TASK MATERIAL ▸
◇ ◇ ◇ ◇

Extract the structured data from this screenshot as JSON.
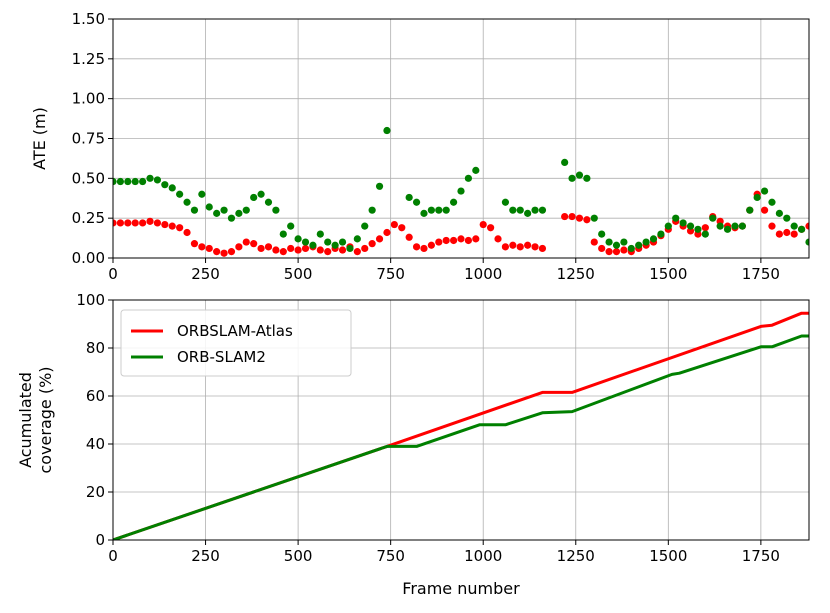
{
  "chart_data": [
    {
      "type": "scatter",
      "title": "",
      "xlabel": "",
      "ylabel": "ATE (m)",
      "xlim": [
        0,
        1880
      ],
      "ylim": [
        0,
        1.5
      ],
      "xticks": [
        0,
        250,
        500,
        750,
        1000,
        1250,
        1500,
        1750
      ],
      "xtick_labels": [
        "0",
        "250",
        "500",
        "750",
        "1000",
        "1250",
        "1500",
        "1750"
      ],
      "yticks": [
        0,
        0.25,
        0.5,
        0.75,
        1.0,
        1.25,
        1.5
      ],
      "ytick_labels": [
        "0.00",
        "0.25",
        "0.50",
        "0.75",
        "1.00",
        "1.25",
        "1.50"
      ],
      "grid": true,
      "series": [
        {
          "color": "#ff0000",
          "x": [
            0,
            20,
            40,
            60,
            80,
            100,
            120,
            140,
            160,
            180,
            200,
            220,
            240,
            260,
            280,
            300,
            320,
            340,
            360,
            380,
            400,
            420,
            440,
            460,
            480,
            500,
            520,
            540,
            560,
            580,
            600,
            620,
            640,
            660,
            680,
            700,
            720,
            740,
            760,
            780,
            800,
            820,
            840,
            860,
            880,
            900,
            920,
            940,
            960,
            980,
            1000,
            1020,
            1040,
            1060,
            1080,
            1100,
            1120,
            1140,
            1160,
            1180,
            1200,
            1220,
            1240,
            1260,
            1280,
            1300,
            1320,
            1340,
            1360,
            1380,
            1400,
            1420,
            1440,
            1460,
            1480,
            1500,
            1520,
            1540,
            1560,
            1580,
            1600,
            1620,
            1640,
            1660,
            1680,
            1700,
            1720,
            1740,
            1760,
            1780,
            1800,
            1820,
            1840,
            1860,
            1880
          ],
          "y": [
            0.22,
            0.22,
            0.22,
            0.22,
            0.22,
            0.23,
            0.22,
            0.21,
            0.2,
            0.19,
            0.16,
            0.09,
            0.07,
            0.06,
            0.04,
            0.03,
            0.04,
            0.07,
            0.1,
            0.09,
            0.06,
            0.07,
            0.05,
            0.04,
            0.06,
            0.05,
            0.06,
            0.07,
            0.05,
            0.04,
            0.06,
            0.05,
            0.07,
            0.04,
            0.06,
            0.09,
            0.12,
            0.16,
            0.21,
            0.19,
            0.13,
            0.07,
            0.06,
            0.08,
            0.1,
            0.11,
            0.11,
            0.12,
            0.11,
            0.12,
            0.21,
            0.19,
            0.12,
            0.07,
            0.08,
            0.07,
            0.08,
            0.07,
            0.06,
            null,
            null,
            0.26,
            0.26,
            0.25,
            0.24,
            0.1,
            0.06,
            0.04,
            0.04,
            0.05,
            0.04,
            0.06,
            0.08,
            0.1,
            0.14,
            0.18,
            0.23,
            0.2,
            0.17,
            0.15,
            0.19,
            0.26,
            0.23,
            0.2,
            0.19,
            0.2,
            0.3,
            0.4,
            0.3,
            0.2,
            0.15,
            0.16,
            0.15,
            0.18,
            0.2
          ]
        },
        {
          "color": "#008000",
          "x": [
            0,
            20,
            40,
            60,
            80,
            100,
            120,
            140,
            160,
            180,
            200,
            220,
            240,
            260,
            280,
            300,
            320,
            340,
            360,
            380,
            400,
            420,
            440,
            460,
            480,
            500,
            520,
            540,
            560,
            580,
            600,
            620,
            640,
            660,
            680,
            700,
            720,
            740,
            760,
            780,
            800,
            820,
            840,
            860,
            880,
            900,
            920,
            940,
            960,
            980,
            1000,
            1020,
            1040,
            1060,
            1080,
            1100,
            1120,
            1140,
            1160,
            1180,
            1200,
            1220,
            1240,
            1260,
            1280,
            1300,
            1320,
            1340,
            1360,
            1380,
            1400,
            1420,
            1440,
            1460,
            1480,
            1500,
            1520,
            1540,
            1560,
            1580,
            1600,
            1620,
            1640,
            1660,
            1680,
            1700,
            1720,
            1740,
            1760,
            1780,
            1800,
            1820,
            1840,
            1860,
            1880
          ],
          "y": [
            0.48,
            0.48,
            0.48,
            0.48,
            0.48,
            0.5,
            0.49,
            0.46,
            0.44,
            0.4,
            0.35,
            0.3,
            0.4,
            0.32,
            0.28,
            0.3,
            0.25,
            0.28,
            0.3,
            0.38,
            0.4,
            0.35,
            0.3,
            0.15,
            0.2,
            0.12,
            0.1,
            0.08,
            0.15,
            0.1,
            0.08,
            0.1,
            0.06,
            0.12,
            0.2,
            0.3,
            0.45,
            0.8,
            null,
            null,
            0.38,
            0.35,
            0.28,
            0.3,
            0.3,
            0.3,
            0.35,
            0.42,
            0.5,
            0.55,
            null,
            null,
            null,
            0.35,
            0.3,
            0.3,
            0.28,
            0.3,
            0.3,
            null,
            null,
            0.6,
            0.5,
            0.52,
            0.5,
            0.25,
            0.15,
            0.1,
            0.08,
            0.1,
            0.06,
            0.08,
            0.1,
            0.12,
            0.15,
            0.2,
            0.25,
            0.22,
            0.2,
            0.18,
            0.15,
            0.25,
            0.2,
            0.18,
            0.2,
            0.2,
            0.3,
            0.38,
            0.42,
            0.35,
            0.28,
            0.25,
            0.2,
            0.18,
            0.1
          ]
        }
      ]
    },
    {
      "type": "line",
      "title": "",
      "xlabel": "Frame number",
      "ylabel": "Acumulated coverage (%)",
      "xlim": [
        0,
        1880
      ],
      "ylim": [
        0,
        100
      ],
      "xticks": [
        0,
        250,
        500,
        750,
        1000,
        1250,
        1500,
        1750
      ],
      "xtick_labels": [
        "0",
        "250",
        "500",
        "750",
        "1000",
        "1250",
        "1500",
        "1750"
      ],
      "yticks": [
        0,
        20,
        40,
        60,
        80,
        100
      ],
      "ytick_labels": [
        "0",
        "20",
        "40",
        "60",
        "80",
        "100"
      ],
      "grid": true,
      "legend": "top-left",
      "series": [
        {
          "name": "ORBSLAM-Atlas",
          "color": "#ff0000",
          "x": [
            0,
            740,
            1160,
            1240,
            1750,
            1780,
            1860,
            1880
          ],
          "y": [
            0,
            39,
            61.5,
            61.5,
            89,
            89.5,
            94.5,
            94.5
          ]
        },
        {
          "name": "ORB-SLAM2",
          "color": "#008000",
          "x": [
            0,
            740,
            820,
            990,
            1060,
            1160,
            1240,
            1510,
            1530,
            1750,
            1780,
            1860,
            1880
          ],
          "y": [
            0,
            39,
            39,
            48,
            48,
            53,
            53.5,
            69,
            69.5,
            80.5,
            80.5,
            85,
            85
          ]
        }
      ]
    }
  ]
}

◇ ◇ ◇ ◇

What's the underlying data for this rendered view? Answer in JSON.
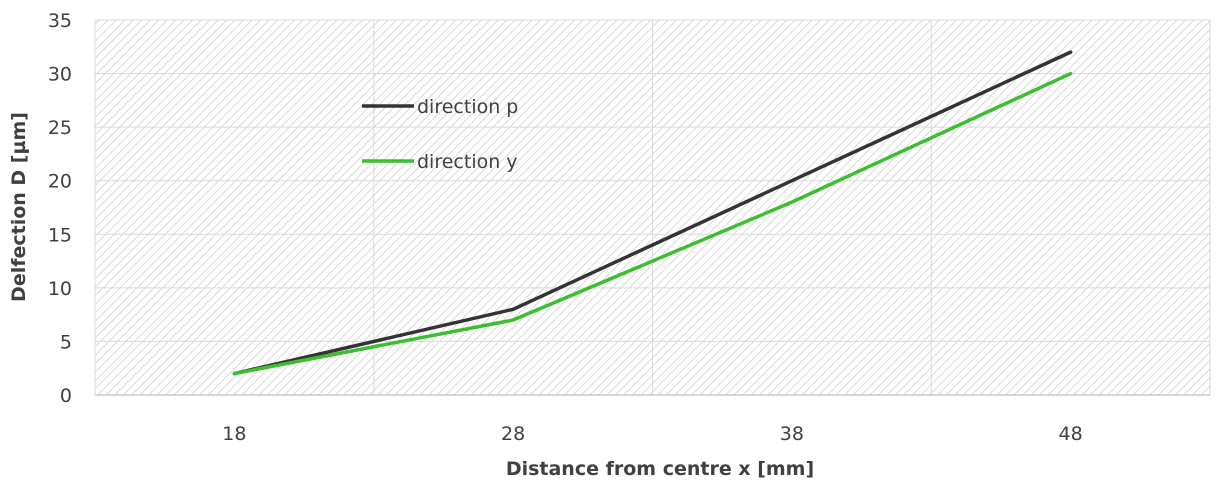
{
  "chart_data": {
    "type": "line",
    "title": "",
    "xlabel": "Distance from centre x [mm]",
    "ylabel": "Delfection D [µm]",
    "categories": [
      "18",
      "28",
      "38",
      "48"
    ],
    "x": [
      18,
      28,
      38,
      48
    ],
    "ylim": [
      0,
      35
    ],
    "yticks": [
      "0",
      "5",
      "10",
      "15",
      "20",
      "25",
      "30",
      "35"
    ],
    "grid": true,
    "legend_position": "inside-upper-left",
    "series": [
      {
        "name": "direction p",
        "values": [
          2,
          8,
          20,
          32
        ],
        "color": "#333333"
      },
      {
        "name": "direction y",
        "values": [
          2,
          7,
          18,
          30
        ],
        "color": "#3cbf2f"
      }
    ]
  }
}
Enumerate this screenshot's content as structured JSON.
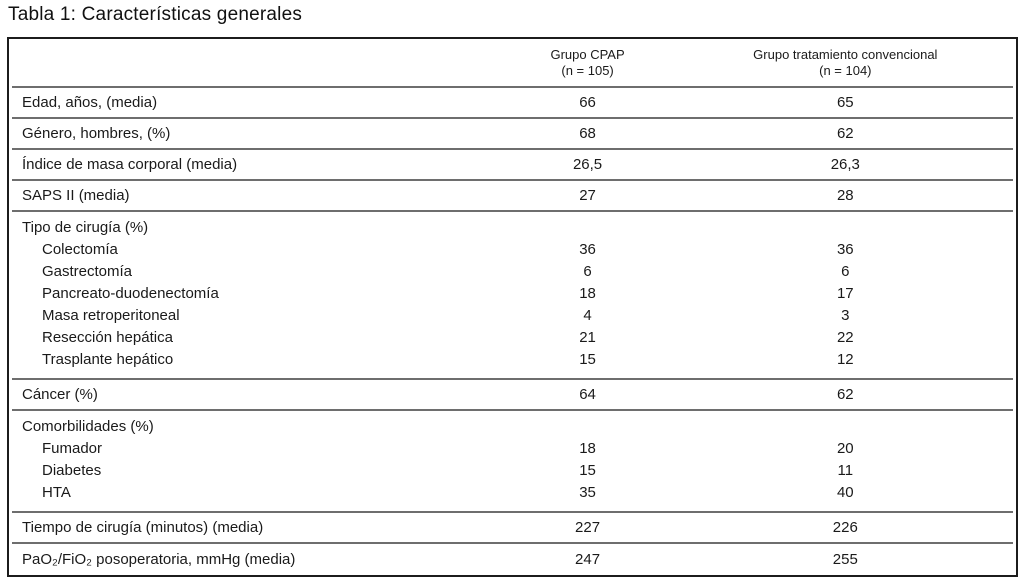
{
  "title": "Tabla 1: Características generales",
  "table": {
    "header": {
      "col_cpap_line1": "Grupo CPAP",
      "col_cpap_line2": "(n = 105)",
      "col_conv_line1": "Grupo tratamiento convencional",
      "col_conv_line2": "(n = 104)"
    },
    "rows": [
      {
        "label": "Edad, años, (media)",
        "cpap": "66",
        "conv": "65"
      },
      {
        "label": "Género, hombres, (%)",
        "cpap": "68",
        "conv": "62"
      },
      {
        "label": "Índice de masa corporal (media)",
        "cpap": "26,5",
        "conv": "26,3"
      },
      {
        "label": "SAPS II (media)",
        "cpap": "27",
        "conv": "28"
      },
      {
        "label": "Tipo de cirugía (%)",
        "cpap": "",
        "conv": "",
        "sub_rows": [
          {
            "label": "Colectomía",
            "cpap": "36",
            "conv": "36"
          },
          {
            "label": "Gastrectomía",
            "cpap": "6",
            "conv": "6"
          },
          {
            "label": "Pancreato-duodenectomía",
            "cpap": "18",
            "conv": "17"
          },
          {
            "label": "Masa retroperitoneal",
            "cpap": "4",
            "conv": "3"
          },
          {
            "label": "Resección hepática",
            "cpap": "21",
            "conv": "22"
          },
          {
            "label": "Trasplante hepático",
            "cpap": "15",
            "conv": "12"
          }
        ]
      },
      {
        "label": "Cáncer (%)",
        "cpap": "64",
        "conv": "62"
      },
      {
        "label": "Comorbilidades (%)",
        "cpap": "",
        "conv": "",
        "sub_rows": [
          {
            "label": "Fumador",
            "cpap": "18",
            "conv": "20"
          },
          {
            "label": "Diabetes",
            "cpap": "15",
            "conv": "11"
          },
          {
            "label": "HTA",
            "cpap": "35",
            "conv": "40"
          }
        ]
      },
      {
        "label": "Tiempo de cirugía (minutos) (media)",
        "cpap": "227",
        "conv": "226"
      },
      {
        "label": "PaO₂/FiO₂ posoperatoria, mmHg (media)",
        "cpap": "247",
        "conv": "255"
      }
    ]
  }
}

◇ ◇ ◇ ◇

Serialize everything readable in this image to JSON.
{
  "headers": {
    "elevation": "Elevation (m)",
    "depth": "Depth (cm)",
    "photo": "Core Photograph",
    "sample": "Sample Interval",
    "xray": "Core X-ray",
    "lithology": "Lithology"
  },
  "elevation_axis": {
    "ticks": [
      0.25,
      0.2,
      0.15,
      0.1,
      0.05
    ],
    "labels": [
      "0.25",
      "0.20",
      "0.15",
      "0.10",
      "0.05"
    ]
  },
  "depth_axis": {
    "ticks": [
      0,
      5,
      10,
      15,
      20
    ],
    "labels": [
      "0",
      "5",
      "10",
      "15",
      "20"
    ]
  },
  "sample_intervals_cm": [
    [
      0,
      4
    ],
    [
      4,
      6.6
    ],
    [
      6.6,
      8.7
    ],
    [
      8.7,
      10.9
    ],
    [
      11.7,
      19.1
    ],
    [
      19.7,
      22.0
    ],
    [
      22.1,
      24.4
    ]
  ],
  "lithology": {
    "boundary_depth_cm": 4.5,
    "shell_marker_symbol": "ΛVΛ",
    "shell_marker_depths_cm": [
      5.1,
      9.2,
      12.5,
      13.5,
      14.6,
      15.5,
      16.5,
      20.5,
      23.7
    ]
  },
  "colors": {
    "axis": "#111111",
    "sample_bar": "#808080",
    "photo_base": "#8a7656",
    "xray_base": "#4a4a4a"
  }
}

◇ ◇ ◇ ◇

DIRECTIONS FOR THIS TASK ▸
Identify which lines contain the word "screenshot" and copy each one.

FULL RESPONSE ▸
Extract the structured data from this screenshot as JSON.
Enumerate this screenshot's content as structured JSON.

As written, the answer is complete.